##### RECORDS FOR THE EXERCISE #####

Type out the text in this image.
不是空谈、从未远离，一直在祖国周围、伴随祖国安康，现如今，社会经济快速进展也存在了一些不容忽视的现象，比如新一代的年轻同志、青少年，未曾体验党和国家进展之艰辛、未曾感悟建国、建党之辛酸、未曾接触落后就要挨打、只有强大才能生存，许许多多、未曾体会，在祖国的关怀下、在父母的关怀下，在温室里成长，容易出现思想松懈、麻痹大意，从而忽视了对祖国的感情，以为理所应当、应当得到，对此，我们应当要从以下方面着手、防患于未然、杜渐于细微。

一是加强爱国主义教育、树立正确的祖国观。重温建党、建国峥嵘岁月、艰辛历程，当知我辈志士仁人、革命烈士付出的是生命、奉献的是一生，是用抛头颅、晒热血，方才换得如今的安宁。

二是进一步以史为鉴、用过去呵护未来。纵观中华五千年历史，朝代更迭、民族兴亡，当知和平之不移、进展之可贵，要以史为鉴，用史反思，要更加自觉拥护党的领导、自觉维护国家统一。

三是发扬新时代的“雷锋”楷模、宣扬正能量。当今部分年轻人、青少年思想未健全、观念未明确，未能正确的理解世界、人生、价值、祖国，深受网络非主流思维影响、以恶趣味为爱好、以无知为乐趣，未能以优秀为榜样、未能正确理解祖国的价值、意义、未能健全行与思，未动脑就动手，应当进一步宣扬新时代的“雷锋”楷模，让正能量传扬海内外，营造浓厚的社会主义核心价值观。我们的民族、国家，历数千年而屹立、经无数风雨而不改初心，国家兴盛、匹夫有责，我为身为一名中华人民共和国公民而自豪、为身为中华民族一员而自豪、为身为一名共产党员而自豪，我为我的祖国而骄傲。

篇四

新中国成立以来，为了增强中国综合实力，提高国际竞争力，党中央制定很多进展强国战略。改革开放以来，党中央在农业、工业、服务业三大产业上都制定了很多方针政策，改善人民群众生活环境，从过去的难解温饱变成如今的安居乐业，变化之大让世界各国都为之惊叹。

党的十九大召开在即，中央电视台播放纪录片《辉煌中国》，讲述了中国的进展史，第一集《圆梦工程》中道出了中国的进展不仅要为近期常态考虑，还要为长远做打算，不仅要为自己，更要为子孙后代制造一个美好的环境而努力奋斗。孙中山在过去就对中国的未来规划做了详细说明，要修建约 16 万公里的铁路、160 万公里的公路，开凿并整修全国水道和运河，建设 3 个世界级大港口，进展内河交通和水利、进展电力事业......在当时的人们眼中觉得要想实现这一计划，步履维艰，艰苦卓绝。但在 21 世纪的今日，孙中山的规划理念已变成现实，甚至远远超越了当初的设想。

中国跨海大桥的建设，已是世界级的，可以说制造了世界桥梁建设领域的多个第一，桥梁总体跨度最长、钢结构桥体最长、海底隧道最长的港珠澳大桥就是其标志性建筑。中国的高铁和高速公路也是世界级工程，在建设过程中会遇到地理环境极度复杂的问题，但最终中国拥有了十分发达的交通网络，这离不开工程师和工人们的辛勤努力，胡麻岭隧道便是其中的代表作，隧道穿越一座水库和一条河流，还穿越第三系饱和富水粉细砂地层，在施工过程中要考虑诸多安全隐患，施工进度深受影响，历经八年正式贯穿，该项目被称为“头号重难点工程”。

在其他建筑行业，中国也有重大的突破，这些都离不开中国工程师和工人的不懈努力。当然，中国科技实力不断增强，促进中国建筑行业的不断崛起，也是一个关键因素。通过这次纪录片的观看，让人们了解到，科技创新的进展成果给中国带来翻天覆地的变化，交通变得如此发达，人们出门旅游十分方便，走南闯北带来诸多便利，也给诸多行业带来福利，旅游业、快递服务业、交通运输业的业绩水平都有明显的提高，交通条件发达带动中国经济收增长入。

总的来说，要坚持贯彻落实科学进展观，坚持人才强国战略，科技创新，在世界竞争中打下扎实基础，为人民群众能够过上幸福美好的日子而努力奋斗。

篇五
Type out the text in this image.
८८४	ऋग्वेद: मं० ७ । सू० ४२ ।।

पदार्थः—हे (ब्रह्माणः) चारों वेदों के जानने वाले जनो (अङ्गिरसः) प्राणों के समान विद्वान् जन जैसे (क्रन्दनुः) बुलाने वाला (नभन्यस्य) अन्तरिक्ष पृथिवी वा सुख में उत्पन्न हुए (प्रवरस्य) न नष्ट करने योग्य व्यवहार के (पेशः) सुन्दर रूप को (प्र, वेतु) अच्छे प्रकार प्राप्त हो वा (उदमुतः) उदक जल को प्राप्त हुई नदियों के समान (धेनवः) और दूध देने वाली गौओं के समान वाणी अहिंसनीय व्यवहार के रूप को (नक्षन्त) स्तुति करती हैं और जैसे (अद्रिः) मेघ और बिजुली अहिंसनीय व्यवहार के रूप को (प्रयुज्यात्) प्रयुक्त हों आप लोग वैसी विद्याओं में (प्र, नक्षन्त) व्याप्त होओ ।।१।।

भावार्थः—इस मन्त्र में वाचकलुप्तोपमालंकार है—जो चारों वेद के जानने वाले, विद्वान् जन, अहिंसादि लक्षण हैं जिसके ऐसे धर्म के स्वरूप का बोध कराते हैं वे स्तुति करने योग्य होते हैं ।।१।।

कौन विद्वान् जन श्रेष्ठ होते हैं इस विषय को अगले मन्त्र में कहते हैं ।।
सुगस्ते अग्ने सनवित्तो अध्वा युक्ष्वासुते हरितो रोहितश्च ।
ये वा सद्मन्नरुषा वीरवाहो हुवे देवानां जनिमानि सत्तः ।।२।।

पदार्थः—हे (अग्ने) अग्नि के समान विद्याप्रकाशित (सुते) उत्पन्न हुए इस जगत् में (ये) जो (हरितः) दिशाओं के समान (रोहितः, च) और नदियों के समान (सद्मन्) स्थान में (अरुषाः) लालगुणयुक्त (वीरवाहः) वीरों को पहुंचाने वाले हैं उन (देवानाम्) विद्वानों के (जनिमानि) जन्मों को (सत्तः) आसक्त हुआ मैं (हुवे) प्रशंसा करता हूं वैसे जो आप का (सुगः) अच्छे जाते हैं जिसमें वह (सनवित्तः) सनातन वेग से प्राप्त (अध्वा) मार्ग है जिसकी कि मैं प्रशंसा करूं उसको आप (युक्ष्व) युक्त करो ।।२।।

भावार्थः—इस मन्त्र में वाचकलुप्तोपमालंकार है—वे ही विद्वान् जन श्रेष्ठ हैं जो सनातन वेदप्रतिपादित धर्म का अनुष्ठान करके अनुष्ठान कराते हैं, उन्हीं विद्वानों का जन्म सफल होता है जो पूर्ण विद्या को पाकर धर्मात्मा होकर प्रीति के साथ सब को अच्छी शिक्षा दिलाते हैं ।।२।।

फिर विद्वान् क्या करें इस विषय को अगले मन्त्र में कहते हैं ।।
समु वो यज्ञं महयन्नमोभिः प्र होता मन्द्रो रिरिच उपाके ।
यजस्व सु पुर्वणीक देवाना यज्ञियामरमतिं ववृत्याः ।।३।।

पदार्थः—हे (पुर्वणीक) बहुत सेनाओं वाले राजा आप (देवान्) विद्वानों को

#####

Repeat the data precisely, line by line.

Type out the text in this image.
不是空谈、从未远离，一直在祖国周围、伴随祖国安康，现如今，社会经济快速进展也存在了一些不容忽视的现象，比如新一代的年轻同志、青少年，未曾体验党和国家进展之艰辛、未曾感悟建国、建党之辛酸、未曾接触落后就要挨打、只有强大才能生存，许许多多、未曾体会，在祖国的关怀下、在父母的关怀下，在温室里成长，容易出现思想松懈、麻痹大意，从而忽视了对祖国的感情，以为理所应当、应当得到，对此，我们应当要从以下方面着手、防患于未然、杜渐于细微。

一是加强爱国主义教育、树立正确的祖国观。重温建党、建国峥嵘岁月、艰辛历程，当知我辈志士仁人、革命烈士付出的是生命、奉献的是一生，是用抛头颅、晒热血，方才换得如今的安宁。

二是进一步以史为鉴、用过去呵护未来。纵观中华五千年历史，朝代更迭、民族兴亡，当知和平之不移、进展之可贵，要以史为鉴，用史反思，要更加自觉拥护党的领导、自觉维护国家统一。

三是发扬新时代的“雷锋”楷模、宣扬正能量。当今部分年轻人、青少年思想未健全、观念未明确，未能正确的理解世界、人生、价值、祖国，深受网络非主流思维影响、以恶趣味为爱好、以无知为乐趣，未能以优秀为榜样、未能正确理解祖国的价值、意义、未能健全行与思，未动脑就动手，应当进一步宣扬新时代的“雷锋”楷模，让正能量传扬海内外，营造浓厚的社会主义核心价值观。我们的民族、国家，历数千年而屹立、经无数风雨而不改初心，国家兴盛、匹夫有责，我为身为一名中华人民共和国公民而自豪、为身为中华民族一员而自豪、为身为一名共产党员而自豪，我为我的祖国而骄傲。

篇四

新中国成立以来，为了增强中国综合实力，提高国际竞争力，党中央制定很多进展强国战略。改革开放以来，党中央在农业、工业、服务业三大产业上都制定了很多方针政策，改善人民群众生活环境，从过去的难解温饱变成如今的安居乐业，变化之大让世界各国都为之惊叹。

党的十九大召开在即，中央电视台播放纪录片《辉煌中国》，讲述了中国的进展史，第一集《圆梦工程》中道出了中国的进展不仅要为近期常态考虑，还要为长远做打算，不仅要为自己，更要为子孙后代制造一个美好的环境而努力奋斗。孙中山在过去就对中国的未来规划做了详细说明，要修建约 16 万公里的铁路、160 万公里的公路，开凿并整修全国水道和运河，建设 3 个世界级大港口，进展内河交通和水利、进展电力事业......在当时的人们眼中觉得要想实现这一计划，步履维艰，艰苦卓绝。但在 21 世纪的今日，孙中山的规划理念已变成现实，甚至远远超越了当初的设想。

中国跨海大桥的建设，已是世界级的，可以说制造了世界桥梁建设领域的多个第一，桥梁总体跨度最长、钢结构桥体最长、海底隧道最长的港珠澳大桥就是其标志性建筑。中国的高铁和高速公路也是世界级工程，在建设过程中会遇到地理环境极度复杂的问题，但最终中国拥有了十分发达的交通网络，这离不开工程师和工人们的辛勤努力，胡麻岭隧道便是其中的代表作，隧道穿越一座水库和一条河流，还穿越第三系饱和富水粉细砂地层，在施工过程中要考虑诸多安全隐患，施工进度深受影响，历经八年正式贯穿，该项目被称为“头号重难点工程”。

在其他建筑行业，中国也有重大的突破，这些都离不开中国工程师和工人的不懈努力。当然，中国科技实力不断增强，促进中国建筑行业的不断崛起，也是一个关键因素。通过这次纪录片的观看，让人们了解到，科技创新的进展成果给中国带来翻天覆地的变化，交通变得如此发达，人们出门旅游十分方便，走南闯北带来诸多便利，也给诸多行业带来福利，旅游业、快递服务业、交通运输业的业绩水平都有明显的提高，交通条件发达带动中国经济收增长入。

总的来说，要坚持贯彻落实科学进展观，坚持人才强国战略，科技创新，在世界竞争中打下扎实基础，为人民群众能够过上幸福美好的日子而努力奋斗。

篇五
Type out the text in this image.
८८४	ऋग्वेद: मं० ७ । सू० ४२ ।।

पदार्थः—हे (ब्रह्माणः) चारों वेदों के जानने वाले जनो (अङ्गिरसः) प्राणों के समान विद्वान् जन जैसे (क्रन्दनुः) बुलाने वाला (नभन्यस्य) अन्तरिक्ष पृथिवी वा सुख में उत्पन्न हुए (प्रवरस्य) न नष्ट करने योग्य व्यवहार के (पेशः) सुन्दर रूप को (प्र, वेतु) अच्छे प्रकार प्राप्त हो वा (उदमुतः) उदक जल को प्राप्त हुई नदियों के समान (धेनवः) और दूध देने वाली गौओं के समान वाणी अहिंसनीय व्यवहार के रूप को (नक्षन्त) स्तुति करती हैं और जैसे (अद्रिः) मेघ और बिजुली अहिंसनीय व्यवहार के रूप को (प्रयुज्यात्) प्रयुक्त हों आप लोग वैसी विद्याओं में (प्र, नक्षन्त) व्याप्त होओ ।।१।।

भावार्थः—इस मन्त्र में वाचकलुप्तोपमालंकार है—जो चारों वेद के जानने वाले, विद्वान् जन, अहिंसादि लक्षण हैं जिसके ऐसे धर्म के स्वरूप का बोध कराते हैं वे स्तुति करने योग्य होते हैं ।।१।।

कौन विद्वान् जन श्रेष्ठ होते हैं इस विषय को अगले मन्त्र में कहते हैं ।।
सुगस्ते अग्ने सनवित्तो अध्वा युक्ष्वासुते हरितो रोहितश्च ।
ये वा सद्मन्नरुषा वीरवाहो हुवे देवानां जनिमानि सत्तः ।।२।।

पदार्थः—हे (अग्ने) अग्नि के समान विद्याप्रकाशित (सुते) उत्पन्न हुए इस जगत् में (ये) जो (हरितः) दिशाओं के समान (रोहितः, च) और नदियों के समान (सद्मन्) स्थान में (अरुषाः) लालगुणयुक्त (वीरवाहः) वीरों को पहुंचाने वाले हैं उन (देवानाम्) विद्वानों के (जनिमानि) जन्मों को (सत्तः) आसक्त हुआ मैं (हुवे) प्रशंसा करता हूं वैसे जो आप का (सुगः) अच्छे जाते हैं जिसमें वह (सनवित्तः) सनातन वेग से प्राप्त (अध्वा) मार्ग है जिसकी कि मैं प्रशंसा करूं उसको आप (युक्ष्व) युक्त करो ।।२।।

भावार्थः—इस मन्त्र में वाचकलुप्तोपमालंकार है—वे ही विद्वान् जन श्रेष्ठ हैं जो सनातन वेदप्रतिपादित धर्म का अनुष्ठान करके अनुष्ठान कराते हैं, उन्हीं विद्वानों का जन्म सफल होता है जो पूर्ण विद्या को पाकर धर्मात्मा होकर प्रीति के साथ सब को अच्छी शिक्षा दिलाते हैं ।।२।।

फिर विद्वान् क्या करें इस विषय को अगले मन्त्र में कहते हैं ।।
समु वो यज्ञं महयन्नमोभिः प्र होता मन्द्रो रिरिच उपाके ।
यजस्व सु पुर्वणीक देवाना यज्ञियामरमतिं ववृत्याः ।।३।।

पदार्थः—हे (पुर्वणीक) बहुत सेनाओं वाले राजा आप (देवान्) विद्वानों को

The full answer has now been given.